> [PROMPT]:
Copy every line of the data that contains the string "Silva".

Saved entries
━━━━━━━━━━━━━━━━
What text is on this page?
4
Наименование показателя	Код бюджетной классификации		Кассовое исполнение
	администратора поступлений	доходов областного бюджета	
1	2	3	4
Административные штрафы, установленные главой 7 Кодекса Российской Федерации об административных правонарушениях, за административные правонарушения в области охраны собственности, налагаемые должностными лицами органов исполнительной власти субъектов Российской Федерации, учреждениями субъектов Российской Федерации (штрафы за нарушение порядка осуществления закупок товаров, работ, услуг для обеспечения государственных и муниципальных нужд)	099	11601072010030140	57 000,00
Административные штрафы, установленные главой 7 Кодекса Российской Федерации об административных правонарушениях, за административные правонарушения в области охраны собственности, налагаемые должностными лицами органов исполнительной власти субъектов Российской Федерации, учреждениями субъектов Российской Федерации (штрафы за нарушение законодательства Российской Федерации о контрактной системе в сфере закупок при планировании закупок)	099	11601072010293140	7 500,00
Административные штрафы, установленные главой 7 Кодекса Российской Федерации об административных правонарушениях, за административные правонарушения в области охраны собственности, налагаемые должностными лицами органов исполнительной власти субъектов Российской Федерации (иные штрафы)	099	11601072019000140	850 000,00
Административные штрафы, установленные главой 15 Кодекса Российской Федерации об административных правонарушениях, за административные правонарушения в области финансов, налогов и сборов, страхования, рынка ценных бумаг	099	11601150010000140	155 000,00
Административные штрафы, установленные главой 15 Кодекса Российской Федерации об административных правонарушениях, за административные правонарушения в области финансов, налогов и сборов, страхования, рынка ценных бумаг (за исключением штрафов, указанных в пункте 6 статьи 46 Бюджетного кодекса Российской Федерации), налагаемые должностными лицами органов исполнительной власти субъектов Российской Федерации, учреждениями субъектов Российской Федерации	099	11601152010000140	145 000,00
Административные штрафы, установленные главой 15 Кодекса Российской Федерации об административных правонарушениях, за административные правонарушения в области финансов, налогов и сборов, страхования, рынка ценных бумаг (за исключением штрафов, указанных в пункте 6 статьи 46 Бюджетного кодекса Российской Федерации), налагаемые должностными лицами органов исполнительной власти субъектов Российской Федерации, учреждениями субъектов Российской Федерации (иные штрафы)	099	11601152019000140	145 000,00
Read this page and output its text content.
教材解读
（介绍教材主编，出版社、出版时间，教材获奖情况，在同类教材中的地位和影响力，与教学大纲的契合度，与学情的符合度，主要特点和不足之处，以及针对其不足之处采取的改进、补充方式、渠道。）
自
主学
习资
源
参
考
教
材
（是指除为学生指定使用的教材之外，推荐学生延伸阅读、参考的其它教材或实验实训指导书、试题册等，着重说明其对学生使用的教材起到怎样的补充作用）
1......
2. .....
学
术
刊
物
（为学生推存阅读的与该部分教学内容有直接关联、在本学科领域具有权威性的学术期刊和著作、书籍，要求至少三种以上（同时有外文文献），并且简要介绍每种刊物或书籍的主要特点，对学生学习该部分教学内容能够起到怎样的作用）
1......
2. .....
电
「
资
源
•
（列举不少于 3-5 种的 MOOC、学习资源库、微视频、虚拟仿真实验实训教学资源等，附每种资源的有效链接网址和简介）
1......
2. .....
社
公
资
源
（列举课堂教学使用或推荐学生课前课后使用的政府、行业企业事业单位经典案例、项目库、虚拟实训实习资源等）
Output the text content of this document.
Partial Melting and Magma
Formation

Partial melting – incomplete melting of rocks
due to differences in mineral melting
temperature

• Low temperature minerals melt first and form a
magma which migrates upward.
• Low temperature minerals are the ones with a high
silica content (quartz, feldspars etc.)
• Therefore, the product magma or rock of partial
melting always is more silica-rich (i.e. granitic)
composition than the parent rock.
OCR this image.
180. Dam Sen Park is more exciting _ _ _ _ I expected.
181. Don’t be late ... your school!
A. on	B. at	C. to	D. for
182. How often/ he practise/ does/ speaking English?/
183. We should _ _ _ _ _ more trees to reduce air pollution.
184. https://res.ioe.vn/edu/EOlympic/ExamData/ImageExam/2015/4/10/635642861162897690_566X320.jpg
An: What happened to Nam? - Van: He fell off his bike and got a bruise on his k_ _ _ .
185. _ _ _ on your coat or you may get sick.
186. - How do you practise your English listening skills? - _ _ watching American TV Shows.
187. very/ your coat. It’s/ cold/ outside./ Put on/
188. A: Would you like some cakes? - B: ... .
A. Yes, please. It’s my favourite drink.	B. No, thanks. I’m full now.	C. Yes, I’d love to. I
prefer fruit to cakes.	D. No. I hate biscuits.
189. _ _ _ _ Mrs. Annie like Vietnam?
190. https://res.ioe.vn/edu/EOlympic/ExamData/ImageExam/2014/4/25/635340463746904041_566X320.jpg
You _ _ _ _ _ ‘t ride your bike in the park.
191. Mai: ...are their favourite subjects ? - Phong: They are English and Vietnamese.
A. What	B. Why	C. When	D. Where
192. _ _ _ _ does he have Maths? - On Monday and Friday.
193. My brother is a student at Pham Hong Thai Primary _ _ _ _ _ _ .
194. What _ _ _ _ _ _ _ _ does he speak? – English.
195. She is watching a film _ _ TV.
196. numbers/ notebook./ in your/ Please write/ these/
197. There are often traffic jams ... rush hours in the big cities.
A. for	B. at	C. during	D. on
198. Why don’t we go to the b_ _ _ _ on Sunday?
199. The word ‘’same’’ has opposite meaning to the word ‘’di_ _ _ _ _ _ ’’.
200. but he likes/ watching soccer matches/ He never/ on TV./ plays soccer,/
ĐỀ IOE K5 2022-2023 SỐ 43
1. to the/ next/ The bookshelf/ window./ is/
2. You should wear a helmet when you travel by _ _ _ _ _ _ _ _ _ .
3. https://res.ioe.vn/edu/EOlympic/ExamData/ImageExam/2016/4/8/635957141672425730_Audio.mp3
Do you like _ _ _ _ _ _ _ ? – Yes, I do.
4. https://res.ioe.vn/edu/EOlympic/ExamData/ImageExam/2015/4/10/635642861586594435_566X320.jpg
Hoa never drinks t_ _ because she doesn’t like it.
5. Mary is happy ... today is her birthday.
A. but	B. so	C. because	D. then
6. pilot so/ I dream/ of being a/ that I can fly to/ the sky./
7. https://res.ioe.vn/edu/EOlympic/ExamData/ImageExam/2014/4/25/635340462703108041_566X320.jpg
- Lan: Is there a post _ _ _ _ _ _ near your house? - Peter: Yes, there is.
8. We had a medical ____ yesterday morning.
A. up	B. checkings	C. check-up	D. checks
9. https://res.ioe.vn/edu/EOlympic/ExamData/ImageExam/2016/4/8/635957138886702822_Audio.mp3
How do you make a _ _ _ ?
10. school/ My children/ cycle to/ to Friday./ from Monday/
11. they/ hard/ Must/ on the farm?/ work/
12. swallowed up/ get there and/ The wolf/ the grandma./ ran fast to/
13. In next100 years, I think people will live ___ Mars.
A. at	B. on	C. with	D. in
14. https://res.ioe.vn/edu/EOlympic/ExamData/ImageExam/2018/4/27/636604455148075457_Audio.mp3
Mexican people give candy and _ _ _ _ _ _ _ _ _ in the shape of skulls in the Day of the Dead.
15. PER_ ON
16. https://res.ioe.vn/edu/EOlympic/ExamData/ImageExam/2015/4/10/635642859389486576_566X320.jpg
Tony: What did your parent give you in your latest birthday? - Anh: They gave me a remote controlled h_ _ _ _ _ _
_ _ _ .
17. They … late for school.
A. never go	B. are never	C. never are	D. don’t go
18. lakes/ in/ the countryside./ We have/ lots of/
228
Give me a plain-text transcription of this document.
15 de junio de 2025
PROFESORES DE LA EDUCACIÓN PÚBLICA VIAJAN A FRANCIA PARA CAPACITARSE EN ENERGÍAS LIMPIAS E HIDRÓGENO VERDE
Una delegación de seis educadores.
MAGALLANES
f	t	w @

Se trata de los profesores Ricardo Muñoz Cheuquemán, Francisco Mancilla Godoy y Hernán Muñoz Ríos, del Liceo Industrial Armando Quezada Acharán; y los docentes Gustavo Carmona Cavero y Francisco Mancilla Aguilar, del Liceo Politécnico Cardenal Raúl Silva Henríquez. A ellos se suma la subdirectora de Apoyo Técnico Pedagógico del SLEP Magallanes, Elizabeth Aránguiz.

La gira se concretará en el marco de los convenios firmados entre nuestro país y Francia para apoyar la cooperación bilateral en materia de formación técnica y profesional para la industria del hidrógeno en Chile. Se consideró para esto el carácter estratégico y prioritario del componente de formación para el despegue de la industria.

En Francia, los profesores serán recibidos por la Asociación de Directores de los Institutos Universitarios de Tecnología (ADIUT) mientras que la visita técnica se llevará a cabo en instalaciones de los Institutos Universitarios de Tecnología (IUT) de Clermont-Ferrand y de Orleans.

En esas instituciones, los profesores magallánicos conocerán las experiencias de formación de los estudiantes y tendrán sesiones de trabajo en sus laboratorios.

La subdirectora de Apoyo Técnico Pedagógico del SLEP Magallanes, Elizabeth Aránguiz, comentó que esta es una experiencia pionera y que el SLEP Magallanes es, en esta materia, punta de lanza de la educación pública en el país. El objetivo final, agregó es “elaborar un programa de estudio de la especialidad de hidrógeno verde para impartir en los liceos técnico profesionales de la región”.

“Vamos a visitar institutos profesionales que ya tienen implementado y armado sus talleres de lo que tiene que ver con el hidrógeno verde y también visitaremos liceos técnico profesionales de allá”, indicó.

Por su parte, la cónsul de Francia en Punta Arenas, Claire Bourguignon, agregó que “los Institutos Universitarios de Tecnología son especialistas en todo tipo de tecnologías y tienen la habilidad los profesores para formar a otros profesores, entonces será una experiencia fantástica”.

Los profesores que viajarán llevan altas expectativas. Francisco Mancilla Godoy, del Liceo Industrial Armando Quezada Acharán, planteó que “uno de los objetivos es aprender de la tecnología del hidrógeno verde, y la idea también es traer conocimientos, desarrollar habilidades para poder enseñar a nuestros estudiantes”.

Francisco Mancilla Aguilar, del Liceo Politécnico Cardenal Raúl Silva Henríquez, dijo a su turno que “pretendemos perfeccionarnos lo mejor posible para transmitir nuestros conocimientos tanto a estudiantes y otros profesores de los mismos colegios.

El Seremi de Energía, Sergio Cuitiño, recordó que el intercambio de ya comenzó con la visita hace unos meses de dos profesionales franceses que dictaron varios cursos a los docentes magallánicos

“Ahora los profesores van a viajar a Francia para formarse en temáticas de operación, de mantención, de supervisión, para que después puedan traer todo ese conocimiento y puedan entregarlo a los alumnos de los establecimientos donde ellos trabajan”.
━━━━━━━━━━━━━━━━
> [EXERCISE RESULT]:
Se trata de los profesores Ricardo Muñoz Cheuquemán, Francisco Mancilla Godoy y Hernán Muñoz Ríos, del Liceo Industrial Armando Quezada Acharán; y los docentes Gustavo Carmona Cavero y Francisco Mancilla Aguilar, del Liceo Politécnico Cardenal Raúl Silva Henríquez. A ellos se suma la subdirectora de Apoyo Técnico Pedagógico del SLEP Magallanes, Elizabeth Aránguiz.
Francisco Mancilla Aguilar, del Liceo Politécnico Cardenal Raúl Silva Henríquez, dijo a su turno que “pretendemos perfeccionarnos lo mejor posible para transmitir nuestros conocimientos tanto a estudiantes y otros profesores de los mismos colegios.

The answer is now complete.